DESCRIPTION OF THE TASK: Search the listing below for the string "ylabel" and show each line that contains it.

Saved data entries:
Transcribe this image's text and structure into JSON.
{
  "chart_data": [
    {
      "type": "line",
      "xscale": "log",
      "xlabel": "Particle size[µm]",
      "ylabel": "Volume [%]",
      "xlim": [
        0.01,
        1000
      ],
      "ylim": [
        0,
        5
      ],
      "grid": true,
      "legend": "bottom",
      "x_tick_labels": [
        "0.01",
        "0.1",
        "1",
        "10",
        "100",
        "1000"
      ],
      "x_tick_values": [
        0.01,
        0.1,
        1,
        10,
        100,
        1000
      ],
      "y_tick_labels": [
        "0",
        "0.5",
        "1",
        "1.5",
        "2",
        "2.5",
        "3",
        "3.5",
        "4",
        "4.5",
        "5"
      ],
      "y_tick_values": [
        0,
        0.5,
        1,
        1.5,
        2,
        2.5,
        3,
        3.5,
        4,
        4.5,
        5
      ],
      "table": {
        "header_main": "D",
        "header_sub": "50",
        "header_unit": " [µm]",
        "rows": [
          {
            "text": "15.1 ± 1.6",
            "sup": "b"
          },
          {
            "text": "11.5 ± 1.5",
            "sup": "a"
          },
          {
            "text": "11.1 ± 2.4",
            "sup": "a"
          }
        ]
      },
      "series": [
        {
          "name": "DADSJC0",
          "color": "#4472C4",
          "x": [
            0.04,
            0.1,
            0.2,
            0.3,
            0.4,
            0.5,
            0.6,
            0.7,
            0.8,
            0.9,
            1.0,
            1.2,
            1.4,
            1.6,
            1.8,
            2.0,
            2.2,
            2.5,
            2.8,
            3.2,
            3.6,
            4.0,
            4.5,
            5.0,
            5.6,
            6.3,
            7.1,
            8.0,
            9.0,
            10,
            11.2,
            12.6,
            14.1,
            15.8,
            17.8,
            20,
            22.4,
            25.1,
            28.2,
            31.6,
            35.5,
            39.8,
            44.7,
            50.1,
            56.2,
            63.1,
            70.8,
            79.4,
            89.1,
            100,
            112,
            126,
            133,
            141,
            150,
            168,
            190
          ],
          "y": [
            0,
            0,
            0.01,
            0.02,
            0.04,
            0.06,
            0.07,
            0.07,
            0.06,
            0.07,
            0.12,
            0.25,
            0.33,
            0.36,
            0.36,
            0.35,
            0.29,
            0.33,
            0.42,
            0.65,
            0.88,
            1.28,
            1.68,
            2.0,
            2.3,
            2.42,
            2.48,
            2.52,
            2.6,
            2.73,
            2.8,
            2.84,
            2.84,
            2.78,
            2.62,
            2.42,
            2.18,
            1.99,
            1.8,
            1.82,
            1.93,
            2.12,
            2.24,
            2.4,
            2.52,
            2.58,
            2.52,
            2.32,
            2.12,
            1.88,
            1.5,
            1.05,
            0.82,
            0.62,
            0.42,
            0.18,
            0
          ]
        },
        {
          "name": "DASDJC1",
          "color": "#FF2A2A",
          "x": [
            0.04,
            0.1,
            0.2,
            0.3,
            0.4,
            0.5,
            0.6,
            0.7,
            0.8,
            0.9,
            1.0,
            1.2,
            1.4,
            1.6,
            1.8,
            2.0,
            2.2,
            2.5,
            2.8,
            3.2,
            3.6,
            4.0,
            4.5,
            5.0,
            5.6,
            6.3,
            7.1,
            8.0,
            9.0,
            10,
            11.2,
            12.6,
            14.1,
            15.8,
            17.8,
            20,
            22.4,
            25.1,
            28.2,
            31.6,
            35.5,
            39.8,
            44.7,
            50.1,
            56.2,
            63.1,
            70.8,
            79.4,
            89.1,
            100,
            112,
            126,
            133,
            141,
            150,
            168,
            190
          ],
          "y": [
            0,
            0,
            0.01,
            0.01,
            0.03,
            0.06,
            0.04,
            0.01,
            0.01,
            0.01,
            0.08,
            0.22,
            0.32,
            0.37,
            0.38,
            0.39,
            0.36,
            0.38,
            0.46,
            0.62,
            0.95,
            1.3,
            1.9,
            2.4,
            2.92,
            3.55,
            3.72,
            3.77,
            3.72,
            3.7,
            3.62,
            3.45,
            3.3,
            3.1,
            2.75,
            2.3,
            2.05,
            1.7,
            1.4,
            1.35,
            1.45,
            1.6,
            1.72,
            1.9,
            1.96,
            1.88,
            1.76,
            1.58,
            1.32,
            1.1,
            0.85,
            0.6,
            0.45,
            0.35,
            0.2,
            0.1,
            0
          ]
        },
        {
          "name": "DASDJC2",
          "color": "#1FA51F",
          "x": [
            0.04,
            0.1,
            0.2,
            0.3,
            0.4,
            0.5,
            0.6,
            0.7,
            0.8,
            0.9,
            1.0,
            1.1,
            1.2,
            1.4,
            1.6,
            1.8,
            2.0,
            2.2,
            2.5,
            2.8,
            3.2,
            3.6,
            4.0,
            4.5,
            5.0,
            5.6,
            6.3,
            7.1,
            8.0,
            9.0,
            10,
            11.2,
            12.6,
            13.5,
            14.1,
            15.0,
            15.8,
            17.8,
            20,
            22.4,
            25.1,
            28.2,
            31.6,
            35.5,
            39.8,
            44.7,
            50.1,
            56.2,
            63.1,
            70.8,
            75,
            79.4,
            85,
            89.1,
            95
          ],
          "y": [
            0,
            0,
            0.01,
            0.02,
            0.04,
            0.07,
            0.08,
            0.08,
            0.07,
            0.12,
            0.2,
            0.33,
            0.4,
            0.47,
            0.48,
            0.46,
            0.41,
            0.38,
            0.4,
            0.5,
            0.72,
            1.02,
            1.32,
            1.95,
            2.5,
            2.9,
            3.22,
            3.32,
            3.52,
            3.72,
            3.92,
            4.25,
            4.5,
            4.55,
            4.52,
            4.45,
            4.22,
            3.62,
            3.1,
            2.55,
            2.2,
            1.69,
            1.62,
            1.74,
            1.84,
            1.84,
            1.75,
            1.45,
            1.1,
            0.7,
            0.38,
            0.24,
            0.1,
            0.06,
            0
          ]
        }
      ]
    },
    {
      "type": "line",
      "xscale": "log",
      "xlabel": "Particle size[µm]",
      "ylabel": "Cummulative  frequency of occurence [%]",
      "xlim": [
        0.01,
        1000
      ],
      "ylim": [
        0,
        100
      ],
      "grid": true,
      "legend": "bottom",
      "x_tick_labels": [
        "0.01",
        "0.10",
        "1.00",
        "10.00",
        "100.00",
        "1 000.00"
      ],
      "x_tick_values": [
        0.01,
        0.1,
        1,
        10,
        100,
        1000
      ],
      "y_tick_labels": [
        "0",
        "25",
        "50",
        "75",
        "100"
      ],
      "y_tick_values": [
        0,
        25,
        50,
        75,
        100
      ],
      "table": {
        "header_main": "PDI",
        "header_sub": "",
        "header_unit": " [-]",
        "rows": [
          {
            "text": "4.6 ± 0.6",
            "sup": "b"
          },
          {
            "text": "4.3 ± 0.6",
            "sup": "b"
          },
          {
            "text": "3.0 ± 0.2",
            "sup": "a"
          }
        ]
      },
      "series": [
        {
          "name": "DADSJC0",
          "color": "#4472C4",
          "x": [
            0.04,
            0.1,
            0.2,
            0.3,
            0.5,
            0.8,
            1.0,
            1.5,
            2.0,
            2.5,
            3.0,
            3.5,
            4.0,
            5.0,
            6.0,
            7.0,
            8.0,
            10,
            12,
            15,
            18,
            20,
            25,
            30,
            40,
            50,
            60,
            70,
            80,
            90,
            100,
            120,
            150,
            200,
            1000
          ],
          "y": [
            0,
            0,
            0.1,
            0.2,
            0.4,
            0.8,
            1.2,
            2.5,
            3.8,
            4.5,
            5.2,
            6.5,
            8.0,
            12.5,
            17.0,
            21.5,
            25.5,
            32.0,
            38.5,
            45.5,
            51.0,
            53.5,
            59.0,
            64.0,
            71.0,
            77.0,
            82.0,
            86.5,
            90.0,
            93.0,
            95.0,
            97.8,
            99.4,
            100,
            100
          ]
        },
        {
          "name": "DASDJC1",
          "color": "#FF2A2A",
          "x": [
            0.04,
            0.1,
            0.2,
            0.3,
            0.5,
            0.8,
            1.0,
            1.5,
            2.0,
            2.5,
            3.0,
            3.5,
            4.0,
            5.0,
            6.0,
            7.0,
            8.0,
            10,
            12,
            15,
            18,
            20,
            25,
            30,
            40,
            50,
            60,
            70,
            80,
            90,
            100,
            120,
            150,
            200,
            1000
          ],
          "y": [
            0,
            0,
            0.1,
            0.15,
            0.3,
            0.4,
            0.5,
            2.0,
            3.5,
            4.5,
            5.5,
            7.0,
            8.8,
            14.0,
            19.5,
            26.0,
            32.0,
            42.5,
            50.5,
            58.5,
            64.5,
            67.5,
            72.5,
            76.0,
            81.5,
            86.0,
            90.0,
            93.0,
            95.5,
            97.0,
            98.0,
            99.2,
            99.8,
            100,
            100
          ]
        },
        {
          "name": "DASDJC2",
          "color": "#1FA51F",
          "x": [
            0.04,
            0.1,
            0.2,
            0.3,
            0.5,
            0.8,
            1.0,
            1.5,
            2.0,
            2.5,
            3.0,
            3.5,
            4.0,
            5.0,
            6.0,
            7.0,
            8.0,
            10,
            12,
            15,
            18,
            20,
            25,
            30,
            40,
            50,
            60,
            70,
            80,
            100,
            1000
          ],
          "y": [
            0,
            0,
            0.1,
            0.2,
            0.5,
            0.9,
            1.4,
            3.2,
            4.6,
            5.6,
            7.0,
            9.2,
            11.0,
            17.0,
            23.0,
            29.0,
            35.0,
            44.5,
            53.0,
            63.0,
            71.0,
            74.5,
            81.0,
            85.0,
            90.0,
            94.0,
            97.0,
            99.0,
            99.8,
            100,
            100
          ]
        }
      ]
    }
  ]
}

SOLUTION TO THIS PROBLEM:
      "ylabel": "Volume [%]",
      "ylabel": "Cummulative  frequency of occurence [%]",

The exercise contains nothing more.